Element boundary records
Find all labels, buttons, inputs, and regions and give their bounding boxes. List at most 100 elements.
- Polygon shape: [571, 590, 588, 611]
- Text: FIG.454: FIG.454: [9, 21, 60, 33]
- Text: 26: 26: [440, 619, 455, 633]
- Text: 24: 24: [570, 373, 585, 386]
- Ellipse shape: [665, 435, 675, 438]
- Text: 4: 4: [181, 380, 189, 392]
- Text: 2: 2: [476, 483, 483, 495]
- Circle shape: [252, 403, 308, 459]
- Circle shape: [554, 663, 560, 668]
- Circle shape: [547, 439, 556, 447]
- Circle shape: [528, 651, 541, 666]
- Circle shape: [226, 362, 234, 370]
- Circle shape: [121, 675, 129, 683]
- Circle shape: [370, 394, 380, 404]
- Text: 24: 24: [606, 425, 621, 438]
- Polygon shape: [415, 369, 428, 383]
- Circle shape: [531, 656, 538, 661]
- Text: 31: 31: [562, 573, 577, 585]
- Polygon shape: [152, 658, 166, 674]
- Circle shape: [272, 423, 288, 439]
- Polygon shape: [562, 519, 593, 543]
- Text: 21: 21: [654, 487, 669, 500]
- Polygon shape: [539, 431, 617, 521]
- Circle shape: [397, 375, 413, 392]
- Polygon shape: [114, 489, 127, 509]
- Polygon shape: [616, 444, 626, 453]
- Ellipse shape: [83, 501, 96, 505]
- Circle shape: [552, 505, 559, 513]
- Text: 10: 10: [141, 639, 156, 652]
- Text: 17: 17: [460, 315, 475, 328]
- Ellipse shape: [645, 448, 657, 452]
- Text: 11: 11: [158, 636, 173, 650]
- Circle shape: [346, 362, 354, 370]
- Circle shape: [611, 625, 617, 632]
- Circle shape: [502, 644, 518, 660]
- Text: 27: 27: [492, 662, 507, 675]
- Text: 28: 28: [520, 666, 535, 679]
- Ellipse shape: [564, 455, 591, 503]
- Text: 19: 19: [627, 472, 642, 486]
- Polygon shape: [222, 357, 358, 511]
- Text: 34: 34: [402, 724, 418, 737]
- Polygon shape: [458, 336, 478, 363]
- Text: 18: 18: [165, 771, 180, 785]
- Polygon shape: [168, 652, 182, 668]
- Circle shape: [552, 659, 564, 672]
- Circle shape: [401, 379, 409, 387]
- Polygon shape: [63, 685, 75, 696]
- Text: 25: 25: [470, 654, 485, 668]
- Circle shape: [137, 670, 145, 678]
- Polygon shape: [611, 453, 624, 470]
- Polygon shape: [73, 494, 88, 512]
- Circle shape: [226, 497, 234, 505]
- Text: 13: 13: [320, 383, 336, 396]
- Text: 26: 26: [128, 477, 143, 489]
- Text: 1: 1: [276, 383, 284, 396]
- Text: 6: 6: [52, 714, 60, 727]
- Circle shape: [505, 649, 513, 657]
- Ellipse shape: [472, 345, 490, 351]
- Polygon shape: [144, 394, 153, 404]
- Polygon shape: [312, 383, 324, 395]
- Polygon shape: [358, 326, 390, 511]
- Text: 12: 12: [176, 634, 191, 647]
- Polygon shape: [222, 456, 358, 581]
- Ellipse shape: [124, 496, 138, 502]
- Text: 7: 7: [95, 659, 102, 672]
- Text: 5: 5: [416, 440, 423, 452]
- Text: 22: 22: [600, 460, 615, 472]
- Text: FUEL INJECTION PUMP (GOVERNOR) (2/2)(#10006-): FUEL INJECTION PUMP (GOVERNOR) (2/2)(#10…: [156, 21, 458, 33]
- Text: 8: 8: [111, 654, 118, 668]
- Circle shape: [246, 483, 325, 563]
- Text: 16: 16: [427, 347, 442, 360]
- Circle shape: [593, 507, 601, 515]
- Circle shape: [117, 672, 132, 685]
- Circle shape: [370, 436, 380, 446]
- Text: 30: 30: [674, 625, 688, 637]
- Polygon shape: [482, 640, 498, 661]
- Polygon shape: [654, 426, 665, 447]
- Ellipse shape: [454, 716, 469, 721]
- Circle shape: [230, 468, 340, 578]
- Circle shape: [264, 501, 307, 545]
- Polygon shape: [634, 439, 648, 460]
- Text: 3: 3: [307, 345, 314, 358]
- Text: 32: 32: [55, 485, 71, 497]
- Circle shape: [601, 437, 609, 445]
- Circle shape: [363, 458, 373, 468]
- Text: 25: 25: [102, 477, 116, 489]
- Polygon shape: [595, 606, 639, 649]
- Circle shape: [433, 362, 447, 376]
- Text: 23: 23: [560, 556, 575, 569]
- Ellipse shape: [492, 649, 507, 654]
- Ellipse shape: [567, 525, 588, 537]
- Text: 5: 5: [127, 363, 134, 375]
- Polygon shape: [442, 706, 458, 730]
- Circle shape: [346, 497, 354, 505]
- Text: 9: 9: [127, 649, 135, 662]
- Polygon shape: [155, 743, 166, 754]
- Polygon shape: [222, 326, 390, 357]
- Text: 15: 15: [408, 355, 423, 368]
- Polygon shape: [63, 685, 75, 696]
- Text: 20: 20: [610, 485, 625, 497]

- **WHAT IS BEING ASKED**: Copy out every line of the material above word for word, with nothing changed.

- **RESPONSE BELOW**:
Find all labels, buttons, inputs, and regions and give their bounding boxes. List at most 100 elements.
- Polygon shape: [571, 590, 588, 611]
- Text: FIG.454: FIG.454: [9, 21, 60, 33]
- Text: 26: 26: [440, 619, 455, 633]
- Text: 24: 24: [570, 373, 585, 386]
- Ellipse shape: [665, 435, 675, 438]
- Text: 4: 4: [181, 380, 189, 392]
- Text: 2: 2: [476, 483, 483, 495]
- Circle shape: [252, 403, 308, 459]
- Circle shape: [554, 663, 560, 668]
- Circle shape: [547, 439, 556, 447]
- Circle shape: [528, 651, 541, 666]
- Circle shape: [226, 362, 234, 370]
- Circle shape: [121, 675, 129, 683]
- Circle shape: [370, 394, 380, 404]
- Text: 24: 24: [606, 425, 621, 438]
- Polygon shape: [415, 369, 428, 383]
- Circle shape: [531, 656, 538, 661]
- Text: 31: 31: [562, 573, 577, 585]
- Polygon shape: [152, 658, 166, 674]
- Circle shape: [272, 423, 288, 439]
- Polygon shape: [562, 519, 593, 543]
- Text: 21: 21: [654, 487, 669, 500]
- Polygon shape: [539, 431, 617, 521]
- Circle shape: [397, 375, 413, 392]
- Polygon shape: [114, 489, 127, 509]
- Polygon shape: [616, 444, 626, 453]
- Ellipse shape: [83, 501, 96, 505]
- Circle shape: [552, 505, 559, 513]
- Text: 10: 10: [141, 639, 156, 652]
- Text: 17: 17: [460, 315, 475, 328]
- Ellipse shape: [645, 448, 657, 452]
- Text: 11: 11: [158, 636, 173, 650]
- Circle shape: [346, 362, 354, 370]
- Circle shape: [611, 625, 617, 632]
- Circle shape: [502, 644, 518, 660]
- Text: 27: 27: [492, 662, 507, 675]
- Text: 28: 28: [520, 666, 535, 679]
- Ellipse shape: [564, 455, 591, 503]
- Text: 19: 19: [627, 472, 642, 486]
- Polygon shape: [222, 357, 358, 511]
- Text: 34: 34: [402, 724, 418, 737]
- Polygon shape: [458, 336, 478, 363]
- Text: 18: 18: [165, 771, 180, 785]
- Polygon shape: [168, 652, 182, 668]
- Circle shape: [552, 659, 564, 672]
- Circle shape: [401, 379, 409, 387]
- Polygon shape: [63, 685, 75, 696]
- Text: 25: 25: [470, 654, 485, 668]
- Circle shape: [137, 670, 145, 678]
- Polygon shape: [611, 453, 624, 470]
- Polygon shape: [73, 494, 88, 512]
- Circle shape: [226, 497, 234, 505]
- Text: 13: 13: [320, 383, 336, 396]
- Text: 26: 26: [128, 477, 143, 489]
- Text: 1: 1: [276, 383, 284, 396]
- Text: 6: 6: [52, 714, 60, 727]
- Circle shape: [505, 649, 513, 657]
- Ellipse shape: [472, 345, 490, 351]
- Polygon shape: [144, 394, 153, 404]
- Polygon shape: [312, 383, 324, 395]
- Polygon shape: [358, 326, 390, 511]
- Text: 12: 12: [176, 634, 191, 647]
- Polygon shape: [222, 456, 358, 581]
- Ellipse shape: [124, 496, 138, 502]
- Text: 7: 7: [95, 659, 102, 672]
- Text: 5: 5: [416, 440, 423, 452]
- Text: 22: 22: [600, 460, 615, 472]
- Text: FUEL INJECTION PUMP (GOVERNOR) (2/2)(#10006-): FUEL INJECTION PUMP (GOVERNOR) (2/2)(#10…: [156, 21, 458, 33]
- Text: 8: 8: [111, 654, 118, 668]
- Circle shape: [246, 483, 325, 563]
- Text: 16: 16: [427, 347, 442, 360]
- Circle shape: [593, 507, 601, 515]
- Circle shape: [117, 672, 132, 685]
- Circle shape: [370, 436, 380, 446]
- Text: 30: 30: [674, 625, 688, 637]
- Polygon shape: [482, 640, 498, 661]
- Polygon shape: [654, 426, 665, 447]
- Ellipse shape: [454, 716, 469, 721]
- Circle shape: [230, 468, 340, 578]
- Circle shape: [264, 501, 307, 545]
- Polygon shape: [634, 439, 648, 460]
- Text: 3: 3: [307, 345, 314, 358]
- Text: 32: 32: [55, 485, 71, 497]
- Circle shape: [601, 437, 609, 445]
- Circle shape: [363, 458, 373, 468]
- Text: 25: 25: [102, 477, 116, 489]
- Polygon shape: [595, 606, 639, 649]
- Circle shape: [433, 362, 447, 376]
- Text: 23: 23: [560, 556, 575, 569]
- Ellipse shape: [492, 649, 507, 654]
- Ellipse shape: [567, 525, 588, 537]
- Text: 5: 5: [127, 363, 134, 375]
- Polygon shape: [442, 706, 458, 730]
- Circle shape: [346, 497, 354, 505]
- Text: 9: 9: [127, 649, 135, 662]
- Polygon shape: [155, 743, 166, 754]
- Polygon shape: [222, 326, 390, 357]
- Text: 15: 15: [408, 355, 423, 368]
- Polygon shape: [63, 685, 75, 696]
- Text: 20: 20: [610, 485, 625, 497]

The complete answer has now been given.